▶ **RECORDS SUPPLIED**
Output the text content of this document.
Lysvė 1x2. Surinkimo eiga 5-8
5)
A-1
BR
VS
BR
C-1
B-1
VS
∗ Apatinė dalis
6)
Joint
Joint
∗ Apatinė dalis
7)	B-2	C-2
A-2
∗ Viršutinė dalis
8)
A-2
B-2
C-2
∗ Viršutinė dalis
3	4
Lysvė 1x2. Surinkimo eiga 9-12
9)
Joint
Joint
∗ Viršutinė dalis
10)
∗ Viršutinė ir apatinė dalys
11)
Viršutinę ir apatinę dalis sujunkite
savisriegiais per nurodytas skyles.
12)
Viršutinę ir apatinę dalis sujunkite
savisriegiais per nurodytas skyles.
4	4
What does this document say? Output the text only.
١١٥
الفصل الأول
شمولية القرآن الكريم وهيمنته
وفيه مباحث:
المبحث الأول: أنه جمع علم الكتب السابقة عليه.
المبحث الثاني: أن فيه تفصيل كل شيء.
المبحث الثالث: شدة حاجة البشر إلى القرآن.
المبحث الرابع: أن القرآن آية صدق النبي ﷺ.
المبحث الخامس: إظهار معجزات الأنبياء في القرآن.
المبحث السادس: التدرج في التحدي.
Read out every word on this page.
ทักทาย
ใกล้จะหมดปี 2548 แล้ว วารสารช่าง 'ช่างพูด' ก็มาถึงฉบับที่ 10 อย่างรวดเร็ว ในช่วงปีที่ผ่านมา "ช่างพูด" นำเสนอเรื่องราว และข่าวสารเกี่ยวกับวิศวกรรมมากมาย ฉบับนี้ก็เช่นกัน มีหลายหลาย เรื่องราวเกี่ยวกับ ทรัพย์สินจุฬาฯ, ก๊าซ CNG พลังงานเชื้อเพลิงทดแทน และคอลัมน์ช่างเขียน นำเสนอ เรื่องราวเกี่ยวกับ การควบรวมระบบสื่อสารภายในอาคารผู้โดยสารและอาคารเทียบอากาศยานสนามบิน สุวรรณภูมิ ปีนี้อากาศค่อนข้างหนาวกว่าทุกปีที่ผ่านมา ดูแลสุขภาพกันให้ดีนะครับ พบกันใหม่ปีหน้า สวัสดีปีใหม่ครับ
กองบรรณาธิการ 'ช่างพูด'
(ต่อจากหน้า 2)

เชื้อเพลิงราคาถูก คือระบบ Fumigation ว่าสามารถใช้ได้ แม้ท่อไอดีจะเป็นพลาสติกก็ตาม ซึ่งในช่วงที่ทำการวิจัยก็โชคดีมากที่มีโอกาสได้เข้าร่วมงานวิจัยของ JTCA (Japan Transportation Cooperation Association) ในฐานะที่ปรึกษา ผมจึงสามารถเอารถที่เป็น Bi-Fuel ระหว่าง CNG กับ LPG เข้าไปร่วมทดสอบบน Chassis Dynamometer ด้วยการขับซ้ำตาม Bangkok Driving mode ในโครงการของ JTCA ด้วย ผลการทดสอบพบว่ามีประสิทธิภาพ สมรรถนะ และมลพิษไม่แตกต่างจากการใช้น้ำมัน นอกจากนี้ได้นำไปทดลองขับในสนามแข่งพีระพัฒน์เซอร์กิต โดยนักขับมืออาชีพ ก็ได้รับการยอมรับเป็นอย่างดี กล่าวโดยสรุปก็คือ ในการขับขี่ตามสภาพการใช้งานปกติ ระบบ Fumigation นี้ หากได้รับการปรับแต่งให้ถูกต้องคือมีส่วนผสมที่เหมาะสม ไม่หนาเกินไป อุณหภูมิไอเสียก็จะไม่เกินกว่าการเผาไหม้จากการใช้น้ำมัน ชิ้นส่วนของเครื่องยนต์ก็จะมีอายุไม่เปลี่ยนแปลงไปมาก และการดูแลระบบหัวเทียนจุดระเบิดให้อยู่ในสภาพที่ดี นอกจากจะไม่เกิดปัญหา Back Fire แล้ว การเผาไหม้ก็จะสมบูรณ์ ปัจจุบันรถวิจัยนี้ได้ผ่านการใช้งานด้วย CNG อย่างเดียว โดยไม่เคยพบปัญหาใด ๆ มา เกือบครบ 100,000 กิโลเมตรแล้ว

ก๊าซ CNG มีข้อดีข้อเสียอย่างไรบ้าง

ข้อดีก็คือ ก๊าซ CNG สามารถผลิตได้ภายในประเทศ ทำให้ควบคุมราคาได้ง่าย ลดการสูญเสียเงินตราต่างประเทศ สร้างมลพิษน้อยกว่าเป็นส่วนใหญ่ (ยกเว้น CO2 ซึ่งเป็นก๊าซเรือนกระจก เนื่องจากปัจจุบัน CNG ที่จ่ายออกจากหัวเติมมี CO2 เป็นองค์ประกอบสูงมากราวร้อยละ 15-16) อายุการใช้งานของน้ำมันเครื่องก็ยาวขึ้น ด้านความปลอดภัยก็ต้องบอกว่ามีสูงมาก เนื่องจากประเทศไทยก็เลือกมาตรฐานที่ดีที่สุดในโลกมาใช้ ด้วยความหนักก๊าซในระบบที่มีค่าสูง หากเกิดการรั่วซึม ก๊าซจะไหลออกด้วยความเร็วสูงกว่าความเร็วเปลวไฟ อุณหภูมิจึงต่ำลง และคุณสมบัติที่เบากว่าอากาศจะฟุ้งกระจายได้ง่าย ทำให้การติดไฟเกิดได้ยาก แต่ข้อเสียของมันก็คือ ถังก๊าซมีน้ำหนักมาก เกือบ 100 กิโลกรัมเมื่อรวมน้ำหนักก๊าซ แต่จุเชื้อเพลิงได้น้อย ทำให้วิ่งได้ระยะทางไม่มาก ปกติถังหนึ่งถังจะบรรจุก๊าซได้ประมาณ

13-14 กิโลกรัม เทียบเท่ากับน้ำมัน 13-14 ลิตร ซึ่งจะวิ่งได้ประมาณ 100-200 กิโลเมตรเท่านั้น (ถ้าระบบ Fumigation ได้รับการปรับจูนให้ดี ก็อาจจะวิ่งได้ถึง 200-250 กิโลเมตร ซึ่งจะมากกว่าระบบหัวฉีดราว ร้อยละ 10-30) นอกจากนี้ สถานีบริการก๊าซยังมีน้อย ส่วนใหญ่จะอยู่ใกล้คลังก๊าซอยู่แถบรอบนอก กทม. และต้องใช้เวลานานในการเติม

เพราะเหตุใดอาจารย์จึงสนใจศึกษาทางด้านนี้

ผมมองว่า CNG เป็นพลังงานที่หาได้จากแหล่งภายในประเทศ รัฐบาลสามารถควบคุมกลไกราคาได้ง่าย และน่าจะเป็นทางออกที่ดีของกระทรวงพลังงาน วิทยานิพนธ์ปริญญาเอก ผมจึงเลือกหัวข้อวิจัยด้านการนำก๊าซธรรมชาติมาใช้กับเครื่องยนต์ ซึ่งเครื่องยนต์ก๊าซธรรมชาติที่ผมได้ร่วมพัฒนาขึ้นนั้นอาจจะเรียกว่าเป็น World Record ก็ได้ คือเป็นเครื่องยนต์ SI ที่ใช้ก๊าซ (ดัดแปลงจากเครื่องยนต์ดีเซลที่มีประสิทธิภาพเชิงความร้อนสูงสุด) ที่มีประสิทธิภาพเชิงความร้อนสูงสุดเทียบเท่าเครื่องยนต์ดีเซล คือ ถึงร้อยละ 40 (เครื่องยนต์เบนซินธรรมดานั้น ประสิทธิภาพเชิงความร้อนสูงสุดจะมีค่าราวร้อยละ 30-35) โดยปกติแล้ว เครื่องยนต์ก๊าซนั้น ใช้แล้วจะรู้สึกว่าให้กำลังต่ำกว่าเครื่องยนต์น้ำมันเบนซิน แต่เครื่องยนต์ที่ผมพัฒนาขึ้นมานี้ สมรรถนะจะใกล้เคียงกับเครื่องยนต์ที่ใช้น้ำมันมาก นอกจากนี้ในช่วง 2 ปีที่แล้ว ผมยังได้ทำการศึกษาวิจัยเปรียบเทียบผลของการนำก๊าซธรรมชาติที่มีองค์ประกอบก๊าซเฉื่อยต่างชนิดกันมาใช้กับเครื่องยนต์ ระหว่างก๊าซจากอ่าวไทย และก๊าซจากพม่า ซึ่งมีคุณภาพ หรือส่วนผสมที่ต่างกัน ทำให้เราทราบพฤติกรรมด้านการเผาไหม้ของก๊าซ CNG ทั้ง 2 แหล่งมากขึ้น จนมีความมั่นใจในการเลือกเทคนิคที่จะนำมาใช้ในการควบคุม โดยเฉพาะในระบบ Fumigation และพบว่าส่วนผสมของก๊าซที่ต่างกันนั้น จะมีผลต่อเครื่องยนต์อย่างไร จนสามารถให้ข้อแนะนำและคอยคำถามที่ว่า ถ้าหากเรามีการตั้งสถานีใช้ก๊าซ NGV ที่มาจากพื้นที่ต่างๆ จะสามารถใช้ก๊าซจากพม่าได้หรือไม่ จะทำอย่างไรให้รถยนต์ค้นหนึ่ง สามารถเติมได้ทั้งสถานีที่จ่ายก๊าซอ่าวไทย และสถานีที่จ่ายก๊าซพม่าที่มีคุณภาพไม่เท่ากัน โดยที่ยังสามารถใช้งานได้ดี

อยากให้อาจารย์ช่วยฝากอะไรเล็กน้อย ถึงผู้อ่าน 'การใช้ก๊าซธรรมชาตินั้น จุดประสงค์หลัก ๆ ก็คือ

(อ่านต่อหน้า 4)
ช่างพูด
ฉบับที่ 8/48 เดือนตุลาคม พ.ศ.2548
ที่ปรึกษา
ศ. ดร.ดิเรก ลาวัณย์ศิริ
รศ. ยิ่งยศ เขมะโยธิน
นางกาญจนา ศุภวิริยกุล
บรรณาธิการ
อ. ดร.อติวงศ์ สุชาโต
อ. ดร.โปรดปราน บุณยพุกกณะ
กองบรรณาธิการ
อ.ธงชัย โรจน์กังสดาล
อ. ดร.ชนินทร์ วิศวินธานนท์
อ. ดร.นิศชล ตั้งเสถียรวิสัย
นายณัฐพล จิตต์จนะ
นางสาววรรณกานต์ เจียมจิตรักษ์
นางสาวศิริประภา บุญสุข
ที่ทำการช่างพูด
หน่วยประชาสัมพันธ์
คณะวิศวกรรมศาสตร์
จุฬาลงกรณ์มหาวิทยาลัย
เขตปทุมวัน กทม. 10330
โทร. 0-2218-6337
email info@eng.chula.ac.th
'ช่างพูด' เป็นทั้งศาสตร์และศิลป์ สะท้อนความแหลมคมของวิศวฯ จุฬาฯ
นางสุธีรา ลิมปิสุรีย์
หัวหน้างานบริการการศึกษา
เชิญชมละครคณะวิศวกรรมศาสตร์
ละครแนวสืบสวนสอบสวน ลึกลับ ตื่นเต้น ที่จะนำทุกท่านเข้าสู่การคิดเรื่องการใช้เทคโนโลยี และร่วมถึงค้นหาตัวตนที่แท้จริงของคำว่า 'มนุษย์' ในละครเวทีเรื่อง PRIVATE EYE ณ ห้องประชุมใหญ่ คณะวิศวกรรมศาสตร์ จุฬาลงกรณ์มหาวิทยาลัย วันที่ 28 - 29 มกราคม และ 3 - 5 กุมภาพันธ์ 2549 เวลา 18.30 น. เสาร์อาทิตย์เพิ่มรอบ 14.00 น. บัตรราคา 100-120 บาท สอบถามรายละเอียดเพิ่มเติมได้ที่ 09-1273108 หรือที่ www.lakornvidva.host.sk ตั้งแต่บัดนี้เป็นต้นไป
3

▶ **WRITTEN EXERCISE**
List every line above containing the word "ฬาลงกรณ".

▶ **OUTPUT FOR THIS EXERCISE**
จุฬาลงกรณ์มหาวิทยาลัย
ละครแนวสืบสวนสอบสวน ลึกลับ ตื่นเต้น ที่จะนำทุกท่านเข้าสู่การคิดเรื่องการใช้เทคโนโลยี และร่วมถึงค้นหาตัวตนที่แท้จริงของคำว่า 'มนุษย์' ในละครเวทีเรื่อง PRIVATE EYE ณ ห้องประชุมใหญ่ คณะวิศวกรรมศาสตร์ จุฬาลงกรณ์มหาวิทยาลัย วันที่ 28 - 29 มกราคม และ 3 - 5 กุมภาพันธ์ 2549 เวลา 18.30 น. เสาร์อาทิตย์เพิ่มรอบ 14.00 น. บัตรราคา 100-120 บาท สอบถามรายละเอียดเพิ่มเติมได้ที่ 09-1273108 หรือที่ www.lakornvidva.host.sk ตั้งแต่บัดนี้เป็นต้นไป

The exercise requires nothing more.